▶ _WHAT YOU HAVE TO DO_
Any pictures in the records below should be skipped; write out everything else exactly.

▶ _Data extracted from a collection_
........
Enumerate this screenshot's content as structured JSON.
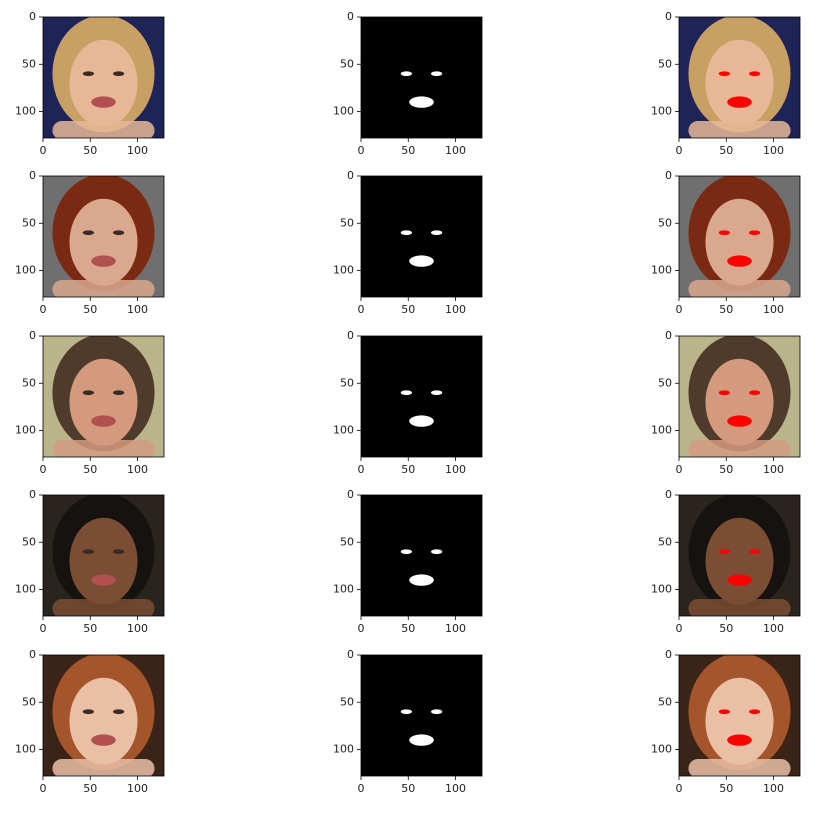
{
  "chart_data": [
    {
      "type": "image",
      "xlim": [
        0,
        128
      ],
      "ylim": [
        128,
        0
      ],
      "xticks": [
        0,
        50,
        100
      ],
      "yticks": [
        0,
        50,
        100
      ]
    },
    {
      "type": "image",
      "xlim": [
        0,
        128
      ],
      "ylim": [
        128,
        0
      ],
      "xticks": [
        0,
        50,
        100
      ],
      "yticks": [
        0,
        50,
        100
      ]
    },
    {
      "type": "image",
      "xlim": [
        0,
        128
      ],
      "ylim": [
        128,
        0
      ],
      "xticks": [
        0,
        50,
        100
      ],
      "yticks": [
        0,
        50,
        100
      ]
    },
    {
      "type": "image",
      "xlim": [
        0,
        128
      ],
      "ylim": [
        128,
        0
      ],
      "xticks": [
        0,
        50,
        100
      ],
      "yticks": [
        0,
        50,
        100
      ]
    },
    {
      "type": "image",
      "xlim": [
        0,
        128
      ],
      "ylim": [
        128,
        0
      ],
      "xticks": [
        0,
        50,
        100
      ],
      "yticks": [
        0,
        50,
        100
      ]
    },
    {
      "type": "image",
      "xlim": [
        0,
        128
      ],
      "ylim": [
        128,
        0
      ],
      "xticks": [
        0,
        50,
        100
      ],
      "yticks": [
        0,
        50,
        100
      ]
    },
    {
      "type": "image",
      "xlim": [
        0,
        128
      ],
      "ylim": [
        128,
        0
      ],
      "xticks": [
        0,
        50,
        100
      ],
      "yticks": [
        0,
        50,
        100
      ]
    },
    {
      "type": "image",
      "xlim": [
        0,
        128
      ],
      "ylim": [
        128,
        0
      ],
      "xticks": [
        0,
        50,
        100
      ],
      "yticks": [
        0,
        50,
        100
      ]
    },
    {
      "type": "image",
      "xlim": [
        0,
        128
      ],
      "ylim": [
        128,
        0
      ],
      "xticks": [
        0,
        50,
        100
      ],
      "yticks": [
        0,
        50,
        100
      ]
    },
    {
      "type": "image",
      "xlim": [
        0,
        128
      ],
      "ylim": [
        128,
        0
      ],
      "xticks": [
        0,
        50,
        100
      ],
      "yticks": [
        0,
        50,
        100
      ]
    },
    {
      "type": "image",
      "xlim": [
        0,
        128
      ],
      "ylim": [
        128,
        0
      ],
      "xticks": [
        0,
        50,
        100
      ],
      "yticks": [
        0,
        50,
        100
      ]
    },
    {
      "type": "image",
      "xlim": [
        0,
        128
      ],
      "ylim": [
        128,
        0
      ],
      "xticks": [
        0,
        50,
        100
      ],
      "yticks": [
        0,
        50,
        100
      ]
    },
    {
      "type": "image",
      "xlim": [
        0,
        128
      ],
      "ylim": [
        128,
        0
      ],
      "xticks": [
        0,
        50,
        100
      ],
      "yticks": [
        0,
        50,
        100
      ]
    },
    {
      "type": "image",
      "xlim": [
        0,
        128
      ],
      "ylim": [
        128,
        0
      ],
      "xticks": [
        0,
        50,
        100
      ],
      "yticks": [
        0,
        50,
        100
      ]
    },
    {
      "type": "image",
      "xlim": [
        0,
        128
      ],
      "ylim": [
        128,
        0
      ],
      "xticks": [
        0,
        50,
        100
      ],
      "yticks": [
        0,
        50,
        100
      ]
    }
  ]
}
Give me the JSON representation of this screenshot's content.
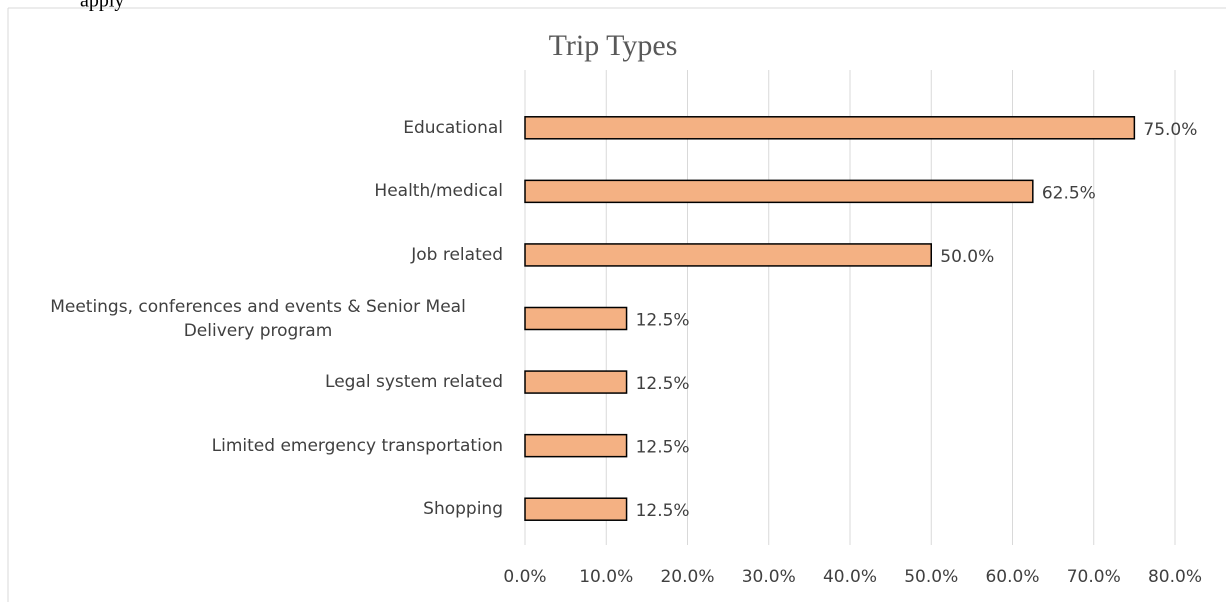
{
  "caption": "apply",
  "chart_data": {
    "type": "bar",
    "orientation": "horizontal",
    "title": "Trip Types",
    "categories": [
      "Educational",
      "Health/medical",
      "Job related",
      "Meetings, conferences and events & Senior Meal Delivery program",
      "Legal system related",
      "Limited emergency transportation",
      "Shopping"
    ],
    "values": [
      75.0,
      62.5,
      50.0,
      12.5,
      12.5,
      12.5,
      12.5
    ],
    "value_labels": [
      "75.0%",
      "62.5%",
      "50.0%",
      "12.5%",
      "12.5%",
      "12.5%",
      "12.5%"
    ],
    "color": "#f4b183",
    "xlim": [
      0,
      80
    ],
    "xticks": [
      {
        "value": 0,
        "label": "0.0%"
      },
      {
        "value": 10,
        "label": "10.0%"
      },
      {
        "value": 20,
        "label": "20.0%"
      },
      {
        "value": 30,
        "label": "30.0%"
      },
      {
        "value": 40,
        "label": "40.0%"
      },
      {
        "value": 50,
        "label": "50.0%"
      },
      {
        "value": 60,
        "label": "60.0%"
      },
      {
        "value": 70,
        "label": "70.0%"
      },
      {
        "value": 80,
        "label": "80.0%"
      }
    ],
    "grid": true
  }
}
........
▶ _SOLUTION TO THIS EXERCISE_
Enumerate this screenshot's content as structured JSON.
{
  "chart_data": [
    {
      "type": "image",
      "xlim": [
        0,
        128
      ],
      "ylim": [
        128,
        0
      ],
      "xticks": [
        0,
        50,
        100
      ],
      "yticks": [
        0,
        50,
        100
      ]
    },
    {
      "type": "image",
      "xlim": [
        0,
        128
      ],
      "ylim": [
        128,
        0
      ],
      "xticks": [
        0,
        50,
        100
      ],
      "yticks": [
        0,
        50,
        100
      ]
    },
    {
      "type": "image",
      "xlim": [
        0,
        128
      ],
      "ylim": [
        128,
        0
      ],
      "xticks": [
        0,
        50,
        100
      ],
      "yticks": [
        0,
        50,
        100
      ]
    },
    {
      "type": "image",
      "xlim": [
        0,
        128
      ],
      "ylim": [
        128,
        0
      ],
      "xticks": [
        0,
        50,
        100
      ],
      "yticks": [
        0,
        50,
        100
      ]
    },
    {
      "type": "image",
      "xlim": [
        0,
        128
      ],
      "ylim": [
        128,
        0
      ],
      "xticks": [
        0,
        50,
        100
      ],
      "yticks": [
        0,
        50,
        100
      ]
    },
    {
      "type": "image",
      "xlim": [
        0,
        128
      ],
      "ylim": [
        128,
        0
      ],
      "xticks": [
        0,
        50,
        100
      ],
      "yticks": [
        0,
        50,
        100
      ]
    },
    {
      "type": "image",
      "xlim": [
        0,
        128
      ],
      "ylim": [
        128,
        0
      ],
      "xticks": [
        0,
        50,
        100
      ],
      "yticks": [
        0,
        50,
        100
      ]
    },
    {
      "type": "image",
      "xlim": [
        0,
        128
      ],
      "ylim": [
        128,
        0
      ],
      "xticks": [
        0,
        50,
        100
      ],
      "yticks": [
        0,
        50,
        100
      ]
    },
    {
      "type": "image",
      "xlim": [
        0,
        128
      ],
      "ylim": [
        128,
        0
      ],
      "xticks": [
        0,
        50,
        100
      ],
      "yticks": [
        0,
        50,
        100
      ]
    },
    {
      "type": "image",
      "xlim": [
        0,
        128
      ],
      "ylim": [
        128,
        0
      ],
      "xticks": [
        0,
        50,
        100
      ],
      "yticks": [
        0,
        50,
        100
      ]
    },
    {
      "type": "image",
      "xlim": [
        0,
        128
      ],
      "ylim": [
        128,
        0
      ],
      "xticks": [
        0,
        50,
        100
      ],
      "yticks": [
        0,
        50,
        100
      ]
    },
    {
      "type": "image",
      "xlim": [
        0,
        128
      ],
      "ylim": [
        128,
        0
      ],
      "xticks": [
        0,
        50,
        100
      ],
      "yticks": [
        0,
        50,
        100
      ]
    },
    {
      "type": "image",
      "xlim": [
        0,
        128
      ],
      "ylim": [
        128,
        0
      ],
      "xticks": [
        0,
        50,
        100
      ],
      "yticks": [
        0,
        50,
        100
      ]
    },
    {
      "type": "image",
      "xlim": [
        0,
        128
      ],
      "ylim": [
        128,
        0
      ],
      "xticks": [
        0,
        50,
        100
      ],
      "yticks": [
        0,
        50,
        100
      ]
    },
    {
      "type": "image",
      "xlim": [
        0,
        128
      ],
      "ylim": [
        128,
        0
      ],
      "xticks": [
        0,
        50,
        100
      ],
      "yticks": [
        0,
        50,
        100
      ]
    }
  ]
}
Give me the JSON representation of this screenshot's content.
{
  "caption": "apply",
  "chart_data": {
    "type": "bar",
    "orientation": "horizontal",
    "title": "Trip Types",
    "categories": [
      "Educational",
      "Health/medical",
      "Job related",
      "Meetings, conferences and events & Senior Meal Delivery program",
      "Legal system related",
      "Limited emergency transportation",
      "Shopping"
    ],
    "values": [
      75.0,
      62.5,
      50.0,
      12.5,
      12.5,
      12.5,
      12.5
    ],
    "value_labels": [
      "75.0%",
      "62.5%",
      "50.0%",
      "12.5%",
      "12.5%",
      "12.5%",
      "12.5%"
    ],
    "color": "#f4b183",
    "xlim": [
      0,
      80
    ],
    "xticks": [
      {
        "value": 0,
        "label": "0.0%"
      },
      {
        "value": 10,
        "label": "10.0%"
      },
      {
        "value": 20,
        "label": "20.0%"
      },
      {
        "value": 30,
        "label": "30.0%"
      },
      {
        "value": 40,
        "label": "40.0%"
      },
      {
        "value": 50,
        "label": "50.0%"
      },
      {
        "value": 60,
        "label": "60.0%"
      },
      {
        "value": 70,
        "label": "70.0%"
      },
      {
        "value": 80,
        "label": "80.0%"
      }
    ],
    "grid": true
  }
}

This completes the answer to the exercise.